--- BEGIN ---

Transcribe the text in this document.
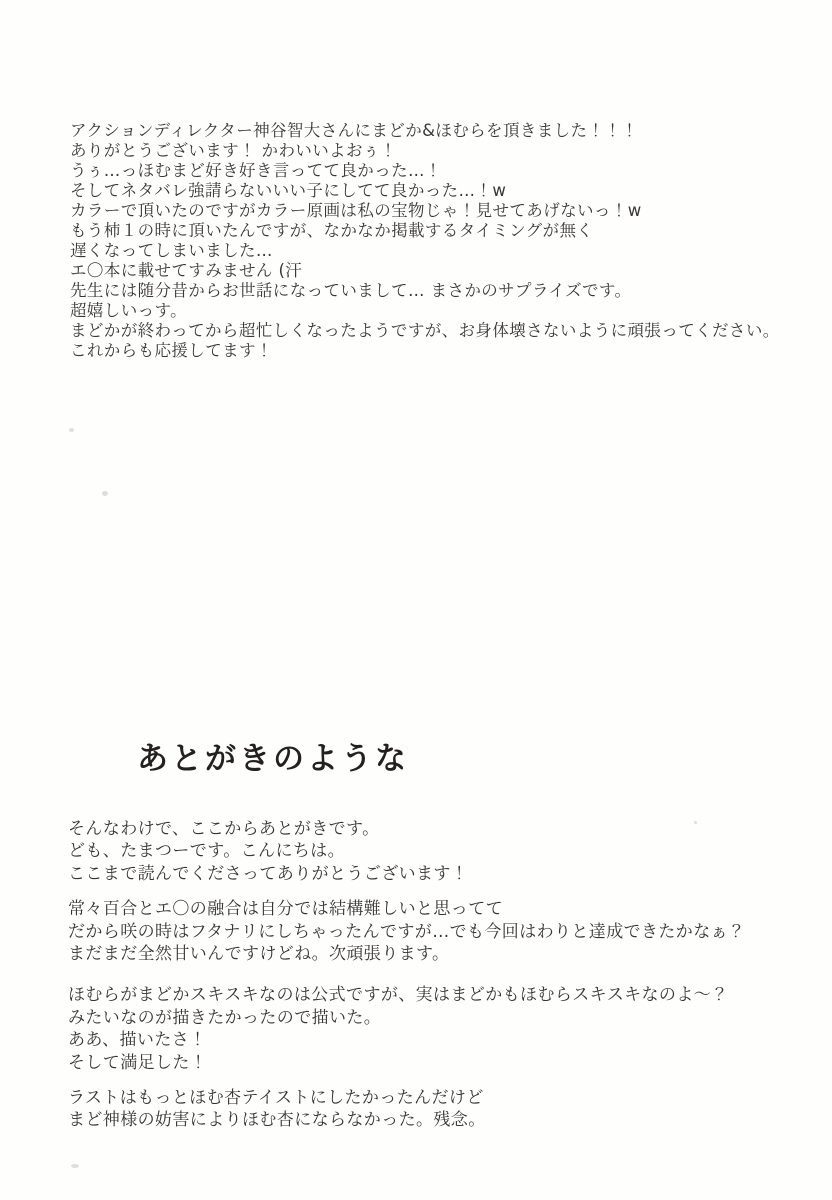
アクションディレクター神谷智大さんにまどか&ほむらを頂きました！！！
ありがとうございます！ かわいいよおぅ！
うぅ…っほむまど好き好き言ってて良かった…！
そしてネタバレ強請らないいい子にしてて良かった…！w
カラーで頂いたのですがカラー原画は私の宝物じゃ！見せてあげないっ！w
もう柿１の時に頂いたんですが、なかなか掲載するタイミングが無く
遅くなってしまいました…
エ〇本に載せてすみません (汗
先生には随分昔からお世話になっていまして… まさかのサプライズです。
超嬉しいっす。
まどかが終わってから超忙しくなったようですが、お身体壊さないように頑張ってください。
これからも応援してます！
あとがきのような
そんなわけで、ここからあとがきです。
ども、たまつーです。こんにちは。
ここまで読んでくださってありがとうございます！
常々百合とエ〇の融合は自分では結構難しいと思ってて
だから咲の時はフタナリにしちゃったんですが…でも今回はわりと達成できたかなぁ？
まだまだ全然甘いんですけどね。次頑張ります。
ほむらがまどかスキスキなのは公式ですが、実はまどかもほむらスキスキなのよ〜？
みたいなのが描きたかったので描いた。
ああ、描いたさ！
そして満足した！
ラストはもっとほむ杏テイストにしたかったんだけど
まど神様の妨害によりほむ杏にならなかった。残念。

--- END ---

Can the entries above be repeated exactly, without their pictures?

=== TASK RESULT ===
Transcribe the text in this document.
アクションディレクター神谷智大さんにまどか&ほむらを頂きました！！！
ありがとうございます！ かわいいよおぅ！
うぅ…っほむまど好き好き言ってて良かった…！
そしてネタバレ強請らないいい子にしてて良かった…！w
カラーで頂いたのですがカラー原画は私の宝物じゃ！見せてあげないっ！w
もう柿１の時に頂いたんですが、なかなか掲載するタイミングが無く
遅くなってしまいました…
エ〇本に載せてすみません (汗
先生には随分昔からお世話になっていまして… まさかのサプライズです。
超嬉しいっす。
まどかが終わってから超忙しくなったようですが、お身体壊さないように頑張ってください。
これからも応援してます！
あとがきのような
そんなわけで、ここからあとがきです。
ども、たまつーです。こんにちは。
ここまで読んでくださってありがとうございます！
常々百合とエ〇の融合は自分では結構難しいと思ってて
だから咲の時はフタナリにしちゃったんですが…でも今回はわりと達成できたかなぁ？
まだまだ全然甘いんですけどね。次頑張ります。
ほむらがまどかスキスキなのは公式ですが、実はまどかもほむらスキスキなのよ〜？
みたいなのが描きたかったので描いた。
ああ、描いたさ！
そして満足した！
ラストはもっとほむ杏テイストにしたかったんだけど
まど神様の妨害によりほむ杏にならなかった。残念。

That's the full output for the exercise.